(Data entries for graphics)
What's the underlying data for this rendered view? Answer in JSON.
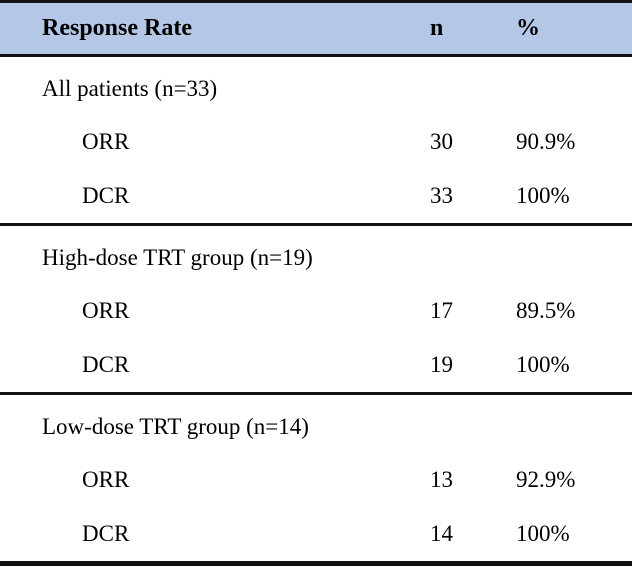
{
  "table": {
    "header": {
      "col1": "Response Rate",
      "col2": "n",
      "col3": "%"
    },
    "sections": [
      {
        "label": "All patients (n=33)",
        "rows": [
          {
            "name": "ORR",
            "n": "30",
            "pct": "90.9%"
          },
          {
            "name": "DCR",
            "n": "33",
            "pct": "100%"
          }
        ]
      },
      {
        "label": "High-dose TRT group (n=19)",
        "rows": [
          {
            "name": "ORR",
            "n": "17",
            "pct": "89.5%"
          },
          {
            "name": "DCR",
            "n": "19",
            "pct": "100%"
          }
        ]
      },
      {
        "label": "Low-dose TRT group (n=14)",
        "rows": [
          {
            "name": "ORR",
            "n": "13",
            "pct": "92.9%"
          },
          {
            "name": "DCR",
            "n": "14",
            "pct": "100%"
          }
        ]
      }
    ],
    "colors": {
      "header_bg": "#b4c7e7",
      "rule": "#121212",
      "text": "#000000"
    }
  },
  "chart_data": {
    "type": "table",
    "title": "Response Rate",
    "columns": [
      "Response Rate",
      "n",
      "%"
    ],
    "rows": [
      [
        "All patients (n=33)",
        "",
        ""
      ],
      [
        "ORR",
        30,
        "90.9%"
      ],
      [
        "DCR",
        33,
        "100%"
      ],
      [
        "High-dose TRT group (n=19)",
        "",
        ""
      ],
      [
        "ORR",
        17,
        "89.5%"
      ],
      [
        "DCR",
        19,
        "100%"
      ],
      [
        "Low-dose TRT group (n=14)",
        "",
        ""
      ],
      [
        "ORR",
        13,
        "92.9%"
      ],
      [
        "DCR",
        14,
        "100%"
      ]
    ]
  }
}
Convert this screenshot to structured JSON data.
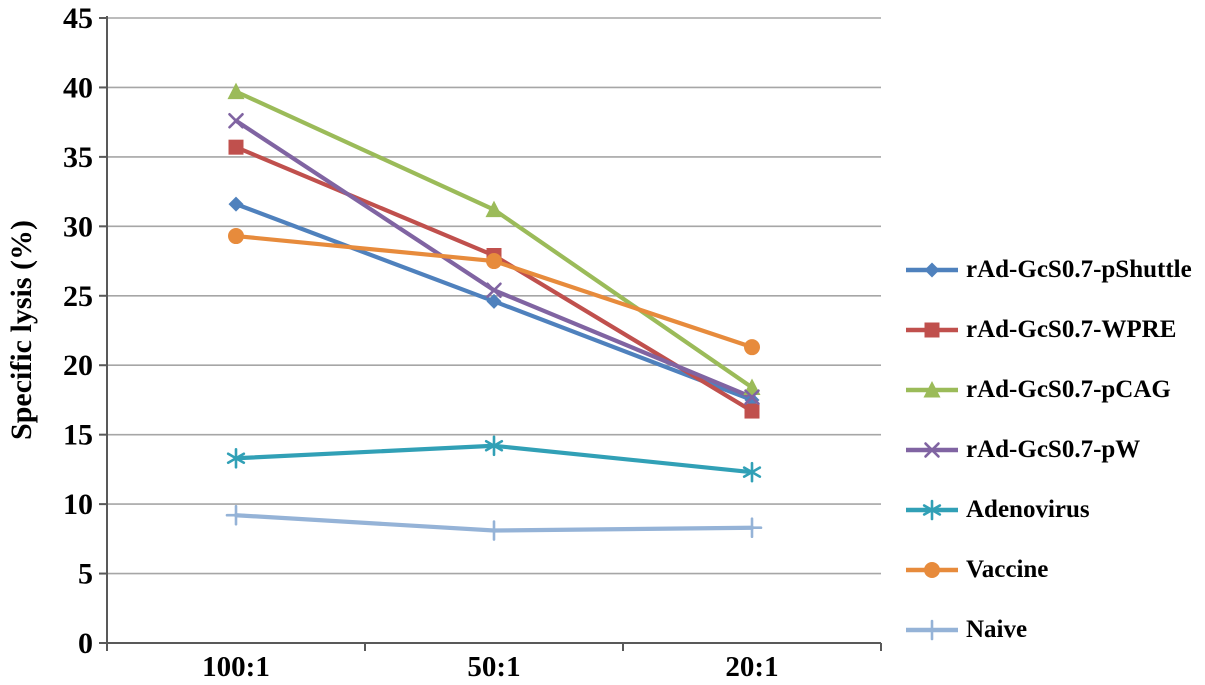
{
  "chart_data": {
    "type": "line",
    "title": "",
    "xlabel": "",
    "ylabel": "Specific lysis (%)",
    "categories": [
      "100:1",
      "50:1",
      "20:1"
    ],
    "ylim": [
      0,
      45
    ],
    "ytick_step": 5,
    "yticks": [
      0,
      5,
      10,
      15,
      20,
      25,
      30,
      35,
      40,
      45
    ],
    "grid": true,
    "legend_position": "right",
    "colors": {
      "axis": "#595959",
      "gridline": "#a6a6a6",
      "background": "#ffffff",
      "text": "#000000"
    },
    "series": [
      {
        "name": "rAd-GcS0.7-pShuttle",
        "marker": "diamond",
        "color": "#4f81bd",
        "values": [
          31.6,
          24.6,
          17.5
        ]
      },
      {
        "name": "rAd-GcS0.7-WPRE",
        "marker": "square",
        "color": "#c0504d",
        "values": [
          35.7,
          27.9,
          16.7
        ]
      },
      {
        "name": "rAd-GcS0.7-pCAG",
        "marker": "triangle",
        "color": "#9bbb59",
        "values": [
          39.7,
          31.2,
          18.4
        ]
      },
      {
        "name": "rAd-GcS0.7-pW",
        "marker": "x",
        "color": "#8064a2",
        "values": [
          37.6,
          25.4,
          17.7
        ]
      },
      {
        "name": "Adenovirus",
        "marker": "asterisk",
        "color": "#31a0b6",
        "values": [
          13.3,
          14.2,
          12.3
        ]
      },
      {
        "name": "Vaccine",
        "marker": "circle",
        "color": "#e78b3c",
        "values": [
          29.3,
          27.5,
          21.3
        ]
      },
      {
        "name": "Naive",
        "marker": "plus",
        "color": "#95b3d7",
        "values": [
          9.2,
          8.1,
          8.3
        ]
      }
    ]
  }
}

WHAT TO DO ::
What you return should match the records line for line, minus the pictures.

WRITTEN REPLY ::
What's the underlying data for this rendered view? Answer in JSON.
{
  "table": {
    "header": {
      "col1": "Response Rate",
      "col2": "n",
      "col3": "%"
    },
    "sections": [
      {
        "label": "All patients (n=33)",
        "rows": [
          {
            "name": "ORR",
            "n": "30",
            "pct": "90.9%"
          },
          {
            "name": "DCR",
            "n": "33",
            "pct": "100%"
          }
        ]
      },
      {
        "label": "High-dose TRT group (n=19)",
        "rows": [
          {
            "name": "ORR",
            "n": "17",
            "pct": "89.5%"
          },
          {
            "name": "DCR",
            "n": "19",
            "pct": "100%"
          }
        ]
      },
      {
        "label": "Low-dose TRT group (n=14)",
        "rows": [
          {
            "name": "ORR",
            "n": "13",
            "pct": "92.9%"
          },
          {
            "name": "DCR",
            "n": "14",
            "pct": "100%"
          }
        ]
      }
    ],
    "colors": {
      "header_bg": "#b4c7e7",
      "rule": "#121212",
      "text": "#000000"
    }
  },
  "chart_data": {
    "type": "table",
    "title": "Response Rate",
    "columns": [
      "Response Rate",
      "n",
      "%"
    ],
    "rows": [
      [
        "All patients (n=33)",
        "",
        ""
      ],
      [
        "ORR",
        30,
        "90.9%"
      ],
      [
        "DCR",
        33,
        "100%"
      ],
      [
        "High-dose TRT group (n=19)",
        "",
        ""
      ],
      [
        "ORR",
        17,
        "89.5%"
      ],
      [
        "DCR",
        19,
        "100%"
      ],
      [
        "Low-dose TRT group (n=14)",
        "",
        ""
      ],
      [
        "ORR",
        13,
        "92.9%"
      ],
      [
        "DCR",
        14,
        "100%"
      ]
    ]
  }
}
Convert this screenshot to structured JSON data.
{
  "chart_data": {
    "type": "line",
    "title": "",
    "xlabel": "",
    "ylabel": "Specific lysis (%)",
    "categories": [
      "100:1",
      "50:1",
      "20:1"
    ],
    "ylim": [
      0,
      45
    ],
    "ytick_step": 5,
    "yticks": [
      0,
      5,
      10,
      15,
      20,
      25,
      30,
      35,
      40,
      45
    ],
    "grid": true,
    "legend_position": "right",
    "colors": {
      "axis": "#595959",
      "gridline": "#a6a6a6",
      "background": "#ffffff",
      "text": "#000000"
    },
    "series": [
      {
        "name": "rAd-GcS0.7-pShuttle",
        "marker": "diamond",
        "color": "#4f81bd",
        "values": [
          31.6,
          24.6,
          17.5
        ]
      },
      {
        "name": "rAd-GcS0.7-WPRE",
        "marker": "square",
        "color": "#c0504d",
        "values": [
          35.7,
          27.9,
          16.7
        ]
      },
      {
        "name": "rAd-GcS0.7-pCAG",
        "marker": "triangle",
        "color": "#9bbb59",
        "values": [
          39.7,
          31.2,
          18.4
        ]
      },
      {
        "name": "rAd-GcS0.7-pW",
        "marker": "x",
        "color": "#8064a2",
        "values": [
          37.6,
          25.4,
          17.7
        ]
      },
      {
        "name": "Adenovirus",
        "marker": "asterisk",
        "color": "#31a0b6",
        "values": [
          13.3,
          14.2,
          12.3
        ]
      },
      {
        "name": "Vaccine",
        "marker": "circle",
        "color": "#e78b3c",
        "values": [
          29.3,
          27.5,
          21.3
        ]
      },
      {
        "name": "Naive",
        "marker": "plus",
        "color": "#95b3d7",
        "values": [
          9.2,
          8.1,
          8.3
        ]
      }
    ]
  }
}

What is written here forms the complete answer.